** Objective **
Copy out all the lines in the records that include the word "Daha".

** Data provided **
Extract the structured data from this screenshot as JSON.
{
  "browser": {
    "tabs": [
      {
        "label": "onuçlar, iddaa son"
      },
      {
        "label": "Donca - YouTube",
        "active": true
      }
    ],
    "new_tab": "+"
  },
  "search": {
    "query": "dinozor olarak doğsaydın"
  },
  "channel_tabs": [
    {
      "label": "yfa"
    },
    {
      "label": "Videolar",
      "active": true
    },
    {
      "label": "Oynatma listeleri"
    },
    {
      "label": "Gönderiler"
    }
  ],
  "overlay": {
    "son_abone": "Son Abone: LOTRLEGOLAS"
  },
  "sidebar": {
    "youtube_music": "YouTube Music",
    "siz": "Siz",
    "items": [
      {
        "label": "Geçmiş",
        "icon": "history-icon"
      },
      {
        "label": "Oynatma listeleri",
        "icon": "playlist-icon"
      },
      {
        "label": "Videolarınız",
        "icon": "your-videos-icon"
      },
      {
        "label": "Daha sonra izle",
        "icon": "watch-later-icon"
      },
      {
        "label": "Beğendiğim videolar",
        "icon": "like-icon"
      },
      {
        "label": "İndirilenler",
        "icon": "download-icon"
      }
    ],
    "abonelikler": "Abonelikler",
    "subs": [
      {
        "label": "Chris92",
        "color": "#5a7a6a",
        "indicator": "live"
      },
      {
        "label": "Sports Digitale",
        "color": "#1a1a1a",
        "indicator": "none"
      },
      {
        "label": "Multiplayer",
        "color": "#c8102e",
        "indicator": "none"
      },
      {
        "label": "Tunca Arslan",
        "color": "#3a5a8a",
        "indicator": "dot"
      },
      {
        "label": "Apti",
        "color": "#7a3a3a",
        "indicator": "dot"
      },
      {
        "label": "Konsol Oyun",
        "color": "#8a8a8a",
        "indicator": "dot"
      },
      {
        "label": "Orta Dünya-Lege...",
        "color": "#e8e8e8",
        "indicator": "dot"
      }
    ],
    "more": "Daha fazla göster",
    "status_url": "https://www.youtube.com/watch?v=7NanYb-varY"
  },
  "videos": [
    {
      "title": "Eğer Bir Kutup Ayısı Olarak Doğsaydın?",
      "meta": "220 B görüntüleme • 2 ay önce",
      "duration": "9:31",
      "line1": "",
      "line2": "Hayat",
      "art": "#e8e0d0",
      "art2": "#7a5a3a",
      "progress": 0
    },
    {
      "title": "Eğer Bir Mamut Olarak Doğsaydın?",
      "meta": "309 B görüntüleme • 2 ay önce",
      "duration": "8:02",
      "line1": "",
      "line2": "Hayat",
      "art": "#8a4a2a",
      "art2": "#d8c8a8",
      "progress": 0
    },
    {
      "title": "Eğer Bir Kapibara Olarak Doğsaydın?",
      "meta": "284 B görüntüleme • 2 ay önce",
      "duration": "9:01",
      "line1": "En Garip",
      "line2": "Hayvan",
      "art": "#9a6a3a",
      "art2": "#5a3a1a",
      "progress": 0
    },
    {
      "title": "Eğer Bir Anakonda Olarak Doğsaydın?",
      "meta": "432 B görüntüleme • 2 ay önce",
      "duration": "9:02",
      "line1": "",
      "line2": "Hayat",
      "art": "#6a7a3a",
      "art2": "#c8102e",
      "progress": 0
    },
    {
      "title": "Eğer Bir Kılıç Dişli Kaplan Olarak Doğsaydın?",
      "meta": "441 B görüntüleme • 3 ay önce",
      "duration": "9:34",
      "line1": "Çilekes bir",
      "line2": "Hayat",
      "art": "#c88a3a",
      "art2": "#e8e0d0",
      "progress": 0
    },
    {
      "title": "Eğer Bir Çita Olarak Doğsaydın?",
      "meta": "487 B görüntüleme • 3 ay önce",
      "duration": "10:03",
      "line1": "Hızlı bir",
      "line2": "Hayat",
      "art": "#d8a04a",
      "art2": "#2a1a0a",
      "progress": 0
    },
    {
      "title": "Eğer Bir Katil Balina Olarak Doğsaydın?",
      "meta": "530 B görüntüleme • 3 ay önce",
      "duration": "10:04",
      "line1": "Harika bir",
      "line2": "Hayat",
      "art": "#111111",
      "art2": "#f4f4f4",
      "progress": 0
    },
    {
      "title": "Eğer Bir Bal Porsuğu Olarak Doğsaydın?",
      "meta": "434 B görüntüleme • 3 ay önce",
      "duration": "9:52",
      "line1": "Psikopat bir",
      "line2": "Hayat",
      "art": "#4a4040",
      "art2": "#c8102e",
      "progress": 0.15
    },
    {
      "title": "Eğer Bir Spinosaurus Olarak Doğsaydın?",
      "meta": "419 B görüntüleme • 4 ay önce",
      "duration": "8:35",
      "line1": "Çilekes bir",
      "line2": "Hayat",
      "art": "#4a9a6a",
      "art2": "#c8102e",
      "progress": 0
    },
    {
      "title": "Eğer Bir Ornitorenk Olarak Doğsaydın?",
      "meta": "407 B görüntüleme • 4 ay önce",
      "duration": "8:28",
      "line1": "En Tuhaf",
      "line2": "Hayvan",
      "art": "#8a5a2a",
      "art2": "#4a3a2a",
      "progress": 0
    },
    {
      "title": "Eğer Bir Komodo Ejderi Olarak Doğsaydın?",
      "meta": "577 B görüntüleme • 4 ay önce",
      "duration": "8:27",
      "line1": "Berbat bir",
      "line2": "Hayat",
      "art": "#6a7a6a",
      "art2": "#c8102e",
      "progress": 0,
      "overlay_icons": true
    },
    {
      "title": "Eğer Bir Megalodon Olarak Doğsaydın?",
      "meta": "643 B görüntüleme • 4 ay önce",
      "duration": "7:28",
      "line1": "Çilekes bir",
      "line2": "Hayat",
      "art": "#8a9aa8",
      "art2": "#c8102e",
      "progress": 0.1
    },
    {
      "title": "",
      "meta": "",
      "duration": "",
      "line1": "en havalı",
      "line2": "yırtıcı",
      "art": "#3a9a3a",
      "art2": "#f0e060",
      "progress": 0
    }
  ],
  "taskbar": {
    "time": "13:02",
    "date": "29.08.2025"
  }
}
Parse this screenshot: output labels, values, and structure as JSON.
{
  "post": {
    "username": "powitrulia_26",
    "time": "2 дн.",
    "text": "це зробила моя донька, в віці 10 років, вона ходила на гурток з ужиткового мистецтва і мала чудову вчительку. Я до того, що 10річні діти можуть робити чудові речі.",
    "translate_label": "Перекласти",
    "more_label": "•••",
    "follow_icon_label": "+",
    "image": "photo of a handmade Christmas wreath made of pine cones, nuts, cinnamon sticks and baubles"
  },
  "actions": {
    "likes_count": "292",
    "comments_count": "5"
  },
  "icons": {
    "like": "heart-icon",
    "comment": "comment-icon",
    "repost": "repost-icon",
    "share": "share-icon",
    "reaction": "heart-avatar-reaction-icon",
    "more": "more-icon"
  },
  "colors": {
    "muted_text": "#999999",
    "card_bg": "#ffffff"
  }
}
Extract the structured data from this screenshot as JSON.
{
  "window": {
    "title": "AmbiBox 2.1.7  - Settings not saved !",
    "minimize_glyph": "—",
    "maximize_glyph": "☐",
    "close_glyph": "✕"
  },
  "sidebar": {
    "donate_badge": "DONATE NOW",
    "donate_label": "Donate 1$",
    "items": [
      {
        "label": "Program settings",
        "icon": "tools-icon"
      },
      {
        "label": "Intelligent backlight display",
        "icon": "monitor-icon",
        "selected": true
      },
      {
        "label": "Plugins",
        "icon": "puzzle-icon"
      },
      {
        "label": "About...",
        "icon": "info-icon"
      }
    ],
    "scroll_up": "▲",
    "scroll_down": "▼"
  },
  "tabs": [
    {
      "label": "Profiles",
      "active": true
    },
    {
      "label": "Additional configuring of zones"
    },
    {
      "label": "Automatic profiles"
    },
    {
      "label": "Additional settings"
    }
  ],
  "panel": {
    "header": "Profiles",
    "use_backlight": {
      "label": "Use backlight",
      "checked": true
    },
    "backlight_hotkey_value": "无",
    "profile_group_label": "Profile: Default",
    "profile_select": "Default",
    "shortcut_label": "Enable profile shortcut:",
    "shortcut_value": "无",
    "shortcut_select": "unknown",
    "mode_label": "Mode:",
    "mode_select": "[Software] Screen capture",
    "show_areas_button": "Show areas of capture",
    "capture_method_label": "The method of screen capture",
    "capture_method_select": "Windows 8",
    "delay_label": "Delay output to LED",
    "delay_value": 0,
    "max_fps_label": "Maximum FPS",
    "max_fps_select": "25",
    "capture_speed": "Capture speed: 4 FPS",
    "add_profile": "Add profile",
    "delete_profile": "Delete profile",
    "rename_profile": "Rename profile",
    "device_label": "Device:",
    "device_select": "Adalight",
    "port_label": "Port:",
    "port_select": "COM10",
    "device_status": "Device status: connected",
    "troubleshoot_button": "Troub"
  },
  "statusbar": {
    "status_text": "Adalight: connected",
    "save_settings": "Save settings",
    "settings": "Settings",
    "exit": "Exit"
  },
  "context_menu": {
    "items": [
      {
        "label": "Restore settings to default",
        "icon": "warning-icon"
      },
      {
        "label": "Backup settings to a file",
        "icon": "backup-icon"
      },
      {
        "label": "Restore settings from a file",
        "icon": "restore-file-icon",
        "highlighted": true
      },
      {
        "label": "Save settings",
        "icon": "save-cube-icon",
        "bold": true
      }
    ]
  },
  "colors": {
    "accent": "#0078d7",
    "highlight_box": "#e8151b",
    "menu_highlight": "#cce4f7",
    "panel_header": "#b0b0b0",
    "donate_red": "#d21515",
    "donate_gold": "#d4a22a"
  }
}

** Problem solution **
        "label": "Daha sonra izle",
    "more": "Daha fazla göster",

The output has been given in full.